What you will do
In the review of the play quartet, from whose point of view does the quartet give its overview of New Zealand history?

Reading text
┌──

Each of the plays is a self-contained entity that provides a satisfying meal on its own, but digested sequentially the quartet constitutes a four-course feast, providing a panoramic overview of New Zealand history from the point of view of the underprivileged. In this era of growing social inequity, where two billionaires own as much wealth as 30% of the rest of us, such voices of protest and dissent are more than just prescient and timely. They are increasingly necessary and vital.

└──

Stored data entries
┌──

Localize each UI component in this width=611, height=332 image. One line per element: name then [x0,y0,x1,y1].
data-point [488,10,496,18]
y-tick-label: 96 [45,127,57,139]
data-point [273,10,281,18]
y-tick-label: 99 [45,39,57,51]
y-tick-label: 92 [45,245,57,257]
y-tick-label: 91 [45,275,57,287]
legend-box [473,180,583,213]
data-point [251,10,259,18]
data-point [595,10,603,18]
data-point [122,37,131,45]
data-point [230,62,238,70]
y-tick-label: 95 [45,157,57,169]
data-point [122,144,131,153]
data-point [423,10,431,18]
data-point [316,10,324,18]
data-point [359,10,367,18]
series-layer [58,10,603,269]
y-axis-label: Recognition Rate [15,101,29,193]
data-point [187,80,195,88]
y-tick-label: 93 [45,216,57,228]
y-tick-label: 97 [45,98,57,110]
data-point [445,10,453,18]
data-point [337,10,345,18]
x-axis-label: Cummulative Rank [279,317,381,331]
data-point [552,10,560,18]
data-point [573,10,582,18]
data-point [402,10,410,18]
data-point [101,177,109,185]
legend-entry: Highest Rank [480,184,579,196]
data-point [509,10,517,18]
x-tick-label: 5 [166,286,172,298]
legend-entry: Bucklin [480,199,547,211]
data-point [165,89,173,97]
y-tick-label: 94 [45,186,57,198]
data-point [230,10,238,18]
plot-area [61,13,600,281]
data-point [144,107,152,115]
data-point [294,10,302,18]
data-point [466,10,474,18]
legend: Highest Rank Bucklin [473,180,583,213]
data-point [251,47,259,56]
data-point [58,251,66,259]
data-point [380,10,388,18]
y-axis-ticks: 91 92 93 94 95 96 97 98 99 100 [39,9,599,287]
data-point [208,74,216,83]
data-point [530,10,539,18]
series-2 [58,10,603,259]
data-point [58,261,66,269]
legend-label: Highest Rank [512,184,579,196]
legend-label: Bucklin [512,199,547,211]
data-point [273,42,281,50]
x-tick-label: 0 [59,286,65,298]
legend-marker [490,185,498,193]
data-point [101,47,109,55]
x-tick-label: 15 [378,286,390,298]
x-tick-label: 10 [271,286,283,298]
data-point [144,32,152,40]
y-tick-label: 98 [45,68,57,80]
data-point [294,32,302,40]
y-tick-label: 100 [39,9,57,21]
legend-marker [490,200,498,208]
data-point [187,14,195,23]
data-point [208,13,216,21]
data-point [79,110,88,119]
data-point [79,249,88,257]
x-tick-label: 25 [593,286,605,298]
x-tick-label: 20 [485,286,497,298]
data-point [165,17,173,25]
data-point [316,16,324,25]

└──

Result of this exercise
From the point of view of the underprivileged.